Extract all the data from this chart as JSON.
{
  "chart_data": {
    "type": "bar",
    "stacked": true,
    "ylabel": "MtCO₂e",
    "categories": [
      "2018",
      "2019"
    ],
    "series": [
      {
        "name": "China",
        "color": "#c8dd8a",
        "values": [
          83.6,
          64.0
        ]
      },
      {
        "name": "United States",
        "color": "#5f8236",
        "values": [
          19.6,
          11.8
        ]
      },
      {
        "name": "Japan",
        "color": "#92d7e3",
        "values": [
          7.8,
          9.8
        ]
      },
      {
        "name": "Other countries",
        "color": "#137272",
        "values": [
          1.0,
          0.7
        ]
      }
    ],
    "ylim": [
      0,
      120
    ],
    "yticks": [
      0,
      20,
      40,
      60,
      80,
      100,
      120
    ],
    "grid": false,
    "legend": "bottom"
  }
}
= = =
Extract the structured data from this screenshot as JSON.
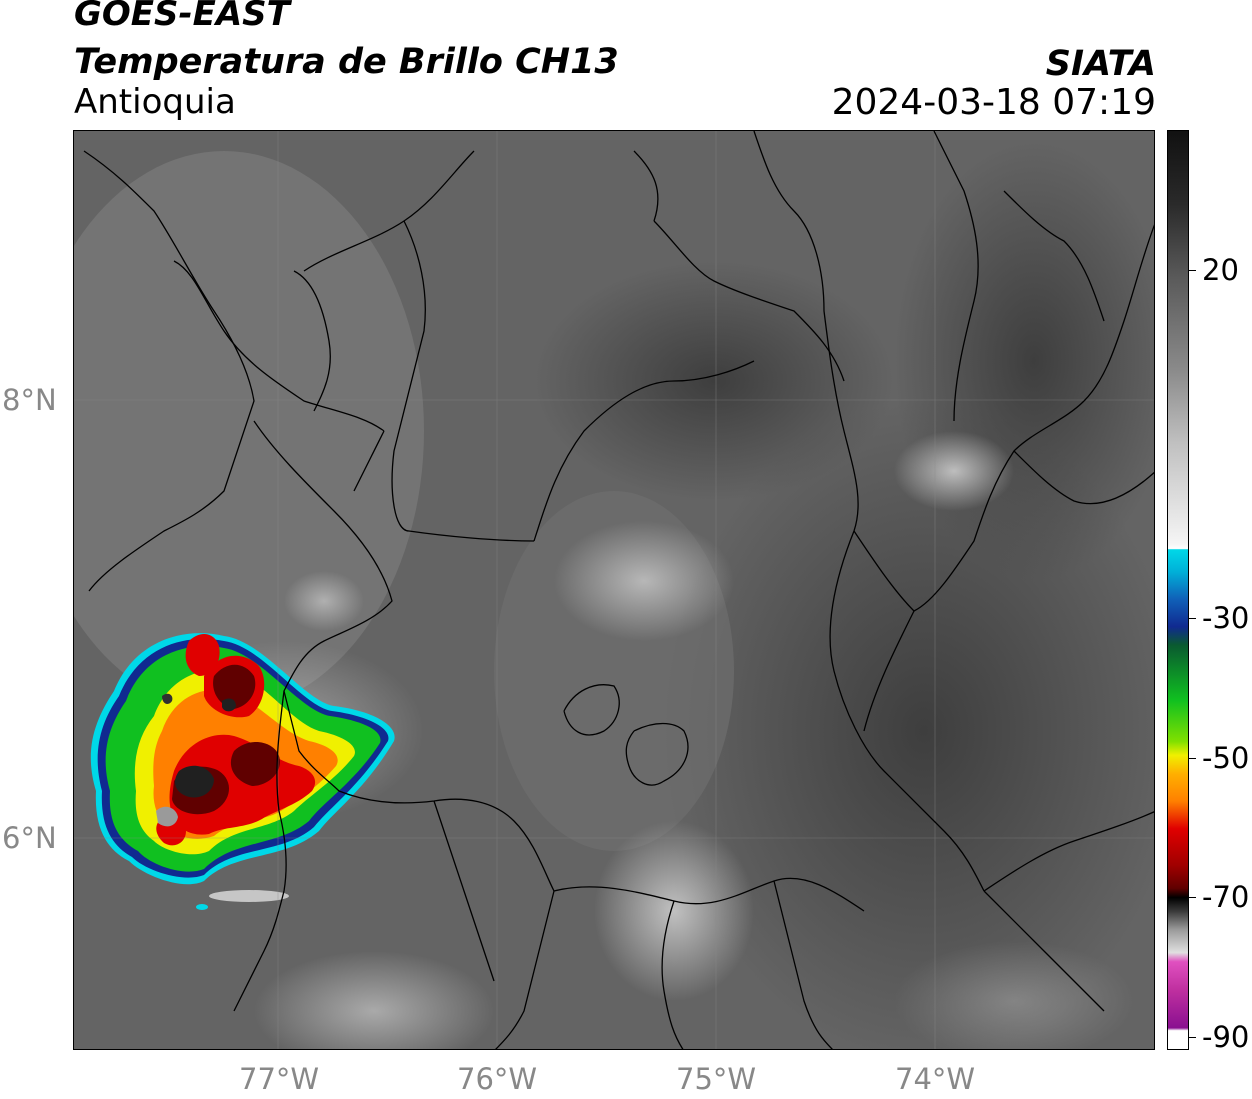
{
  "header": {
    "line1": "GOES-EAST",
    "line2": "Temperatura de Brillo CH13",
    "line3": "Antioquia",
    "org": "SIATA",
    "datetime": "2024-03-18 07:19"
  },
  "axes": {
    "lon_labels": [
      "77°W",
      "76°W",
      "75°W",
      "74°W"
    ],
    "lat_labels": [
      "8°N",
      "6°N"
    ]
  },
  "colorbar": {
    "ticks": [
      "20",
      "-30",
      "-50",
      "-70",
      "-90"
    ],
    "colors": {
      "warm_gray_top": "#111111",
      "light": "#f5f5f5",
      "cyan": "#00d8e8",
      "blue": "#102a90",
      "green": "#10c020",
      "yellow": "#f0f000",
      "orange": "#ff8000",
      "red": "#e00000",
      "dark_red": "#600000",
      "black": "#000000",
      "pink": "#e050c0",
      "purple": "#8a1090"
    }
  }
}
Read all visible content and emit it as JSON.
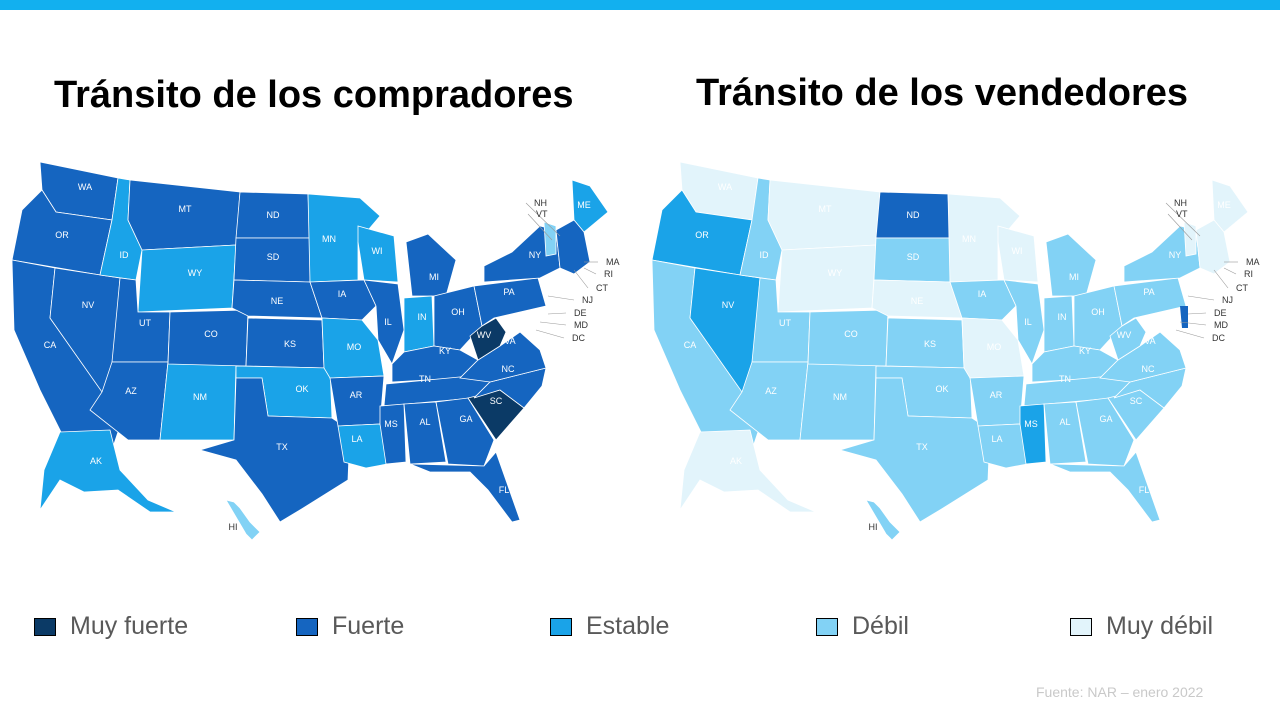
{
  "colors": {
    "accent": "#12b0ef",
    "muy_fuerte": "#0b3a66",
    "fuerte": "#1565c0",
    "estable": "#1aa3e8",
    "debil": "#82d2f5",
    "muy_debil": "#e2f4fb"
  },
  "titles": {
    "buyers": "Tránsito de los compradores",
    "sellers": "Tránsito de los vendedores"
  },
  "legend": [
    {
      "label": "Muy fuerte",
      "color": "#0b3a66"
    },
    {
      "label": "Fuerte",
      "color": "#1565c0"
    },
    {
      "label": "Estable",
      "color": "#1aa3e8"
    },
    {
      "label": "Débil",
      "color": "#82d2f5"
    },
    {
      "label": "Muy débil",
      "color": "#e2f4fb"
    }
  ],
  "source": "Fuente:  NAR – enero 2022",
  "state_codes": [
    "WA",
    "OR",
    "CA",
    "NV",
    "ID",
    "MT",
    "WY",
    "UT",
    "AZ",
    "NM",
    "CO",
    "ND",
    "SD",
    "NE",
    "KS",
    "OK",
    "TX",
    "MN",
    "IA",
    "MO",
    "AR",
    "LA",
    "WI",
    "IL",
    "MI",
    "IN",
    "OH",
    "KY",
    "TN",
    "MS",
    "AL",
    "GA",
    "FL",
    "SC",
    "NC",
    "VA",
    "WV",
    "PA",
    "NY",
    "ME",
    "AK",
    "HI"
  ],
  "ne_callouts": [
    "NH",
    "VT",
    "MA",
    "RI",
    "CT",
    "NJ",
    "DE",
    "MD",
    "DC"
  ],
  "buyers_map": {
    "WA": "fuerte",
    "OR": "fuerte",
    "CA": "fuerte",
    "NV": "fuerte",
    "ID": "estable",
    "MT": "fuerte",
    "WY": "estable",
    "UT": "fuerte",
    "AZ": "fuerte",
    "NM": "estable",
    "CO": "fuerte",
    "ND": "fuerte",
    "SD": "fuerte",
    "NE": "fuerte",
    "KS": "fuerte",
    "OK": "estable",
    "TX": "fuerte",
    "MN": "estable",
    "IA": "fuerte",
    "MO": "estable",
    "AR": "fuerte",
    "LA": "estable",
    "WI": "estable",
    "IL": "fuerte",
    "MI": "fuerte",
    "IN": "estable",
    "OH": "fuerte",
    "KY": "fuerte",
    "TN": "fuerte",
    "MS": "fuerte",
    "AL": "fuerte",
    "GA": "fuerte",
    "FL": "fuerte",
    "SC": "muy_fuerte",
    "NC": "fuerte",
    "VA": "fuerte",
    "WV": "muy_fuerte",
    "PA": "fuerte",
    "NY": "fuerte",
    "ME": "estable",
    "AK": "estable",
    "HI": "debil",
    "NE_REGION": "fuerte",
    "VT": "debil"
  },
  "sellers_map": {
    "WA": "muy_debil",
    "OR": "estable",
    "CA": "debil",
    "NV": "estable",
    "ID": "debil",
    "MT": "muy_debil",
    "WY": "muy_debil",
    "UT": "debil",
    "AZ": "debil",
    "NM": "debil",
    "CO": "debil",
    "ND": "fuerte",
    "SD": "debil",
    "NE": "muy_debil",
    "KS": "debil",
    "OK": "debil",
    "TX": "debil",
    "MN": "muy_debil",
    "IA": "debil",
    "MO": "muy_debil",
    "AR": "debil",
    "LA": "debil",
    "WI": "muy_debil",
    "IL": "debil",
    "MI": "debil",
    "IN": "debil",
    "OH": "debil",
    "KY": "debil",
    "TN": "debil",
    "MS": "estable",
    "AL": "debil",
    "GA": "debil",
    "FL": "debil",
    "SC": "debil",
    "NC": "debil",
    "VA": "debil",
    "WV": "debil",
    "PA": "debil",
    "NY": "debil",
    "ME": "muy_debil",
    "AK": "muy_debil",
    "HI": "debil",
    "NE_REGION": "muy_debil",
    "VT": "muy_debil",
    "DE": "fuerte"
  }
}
= = =
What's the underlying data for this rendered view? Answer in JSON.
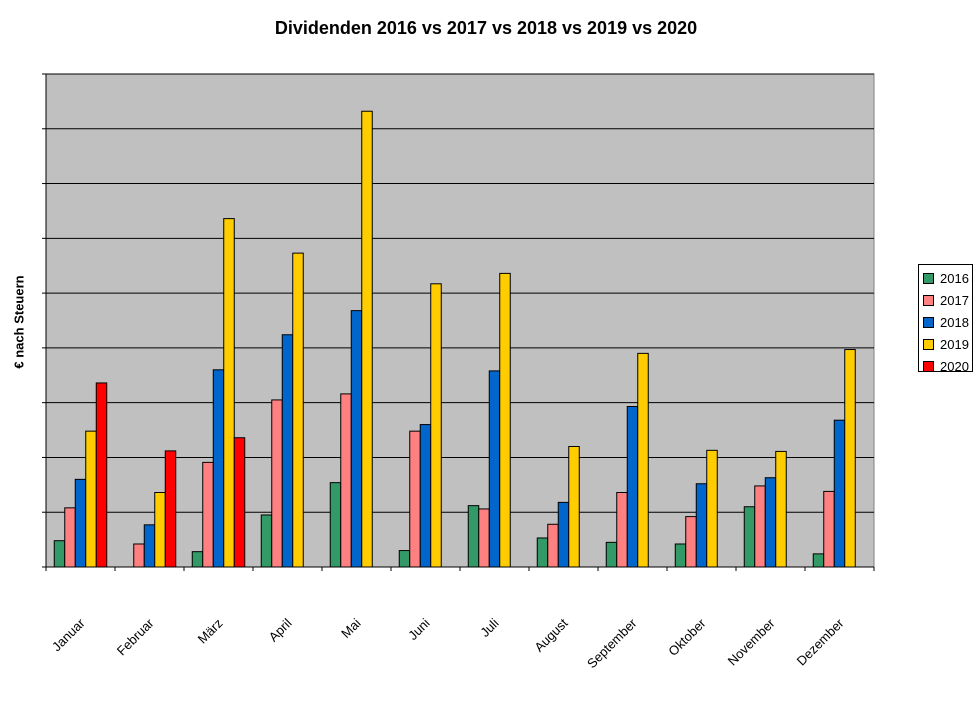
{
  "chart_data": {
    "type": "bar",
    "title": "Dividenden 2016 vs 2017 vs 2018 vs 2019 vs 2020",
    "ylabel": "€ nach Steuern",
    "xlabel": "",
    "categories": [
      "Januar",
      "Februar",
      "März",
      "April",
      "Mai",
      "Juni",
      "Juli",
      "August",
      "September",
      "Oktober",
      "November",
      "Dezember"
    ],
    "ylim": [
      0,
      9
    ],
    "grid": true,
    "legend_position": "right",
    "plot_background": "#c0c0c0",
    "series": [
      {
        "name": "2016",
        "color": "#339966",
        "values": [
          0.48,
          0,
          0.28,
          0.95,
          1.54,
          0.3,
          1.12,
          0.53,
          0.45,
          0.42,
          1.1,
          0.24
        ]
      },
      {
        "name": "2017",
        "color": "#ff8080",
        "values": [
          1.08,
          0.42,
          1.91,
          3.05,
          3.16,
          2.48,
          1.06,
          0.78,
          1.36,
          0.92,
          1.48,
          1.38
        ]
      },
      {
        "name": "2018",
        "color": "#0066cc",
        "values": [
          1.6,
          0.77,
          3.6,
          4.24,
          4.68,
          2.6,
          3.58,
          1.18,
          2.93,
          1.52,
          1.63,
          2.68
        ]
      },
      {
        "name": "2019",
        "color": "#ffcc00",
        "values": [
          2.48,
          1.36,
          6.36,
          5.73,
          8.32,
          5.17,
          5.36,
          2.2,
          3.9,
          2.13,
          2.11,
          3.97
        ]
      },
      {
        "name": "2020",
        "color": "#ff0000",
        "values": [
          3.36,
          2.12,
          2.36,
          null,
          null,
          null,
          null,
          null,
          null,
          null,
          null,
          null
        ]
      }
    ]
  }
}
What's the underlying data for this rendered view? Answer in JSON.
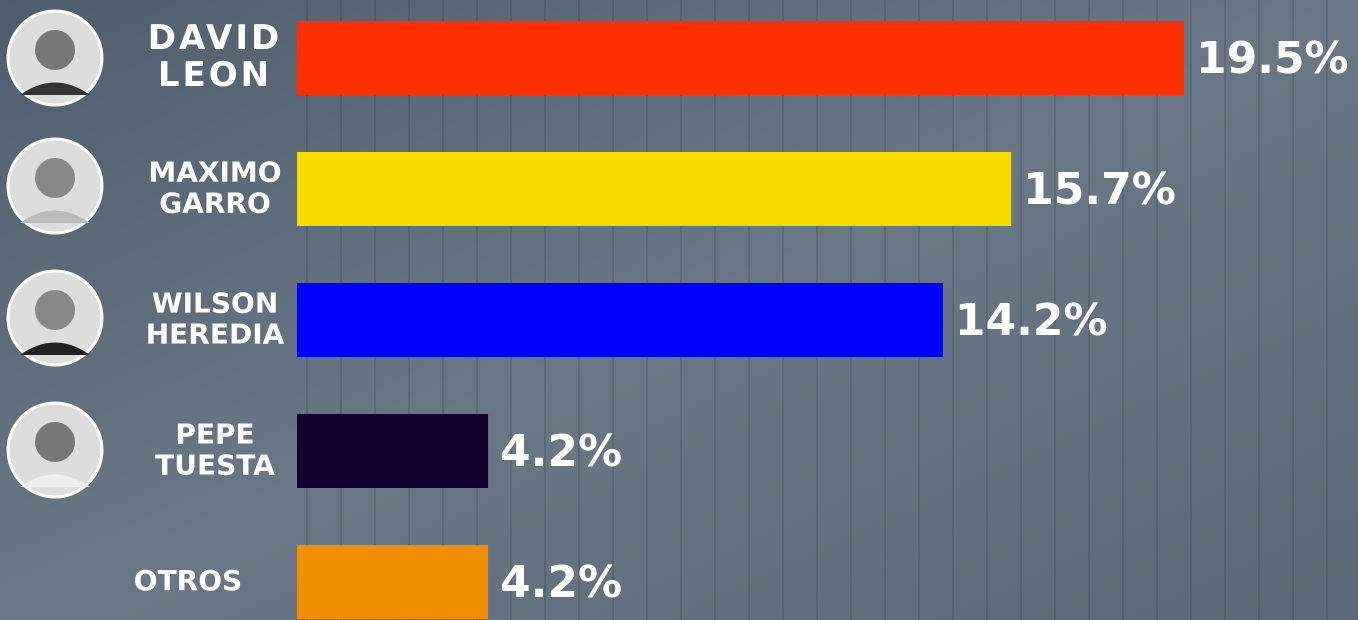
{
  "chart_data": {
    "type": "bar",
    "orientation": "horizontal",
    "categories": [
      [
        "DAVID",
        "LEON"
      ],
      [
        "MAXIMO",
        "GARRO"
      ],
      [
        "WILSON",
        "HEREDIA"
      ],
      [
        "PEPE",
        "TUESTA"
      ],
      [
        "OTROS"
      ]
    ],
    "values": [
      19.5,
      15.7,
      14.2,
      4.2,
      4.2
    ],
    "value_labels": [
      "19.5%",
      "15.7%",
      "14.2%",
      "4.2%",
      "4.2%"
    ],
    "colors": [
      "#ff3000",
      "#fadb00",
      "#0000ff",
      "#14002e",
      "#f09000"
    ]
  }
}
= = =
=== Stated goal ===
Your answer should be only a number: how many lines of the data above contain the string "Extract"?

=== Answer to the task ===
2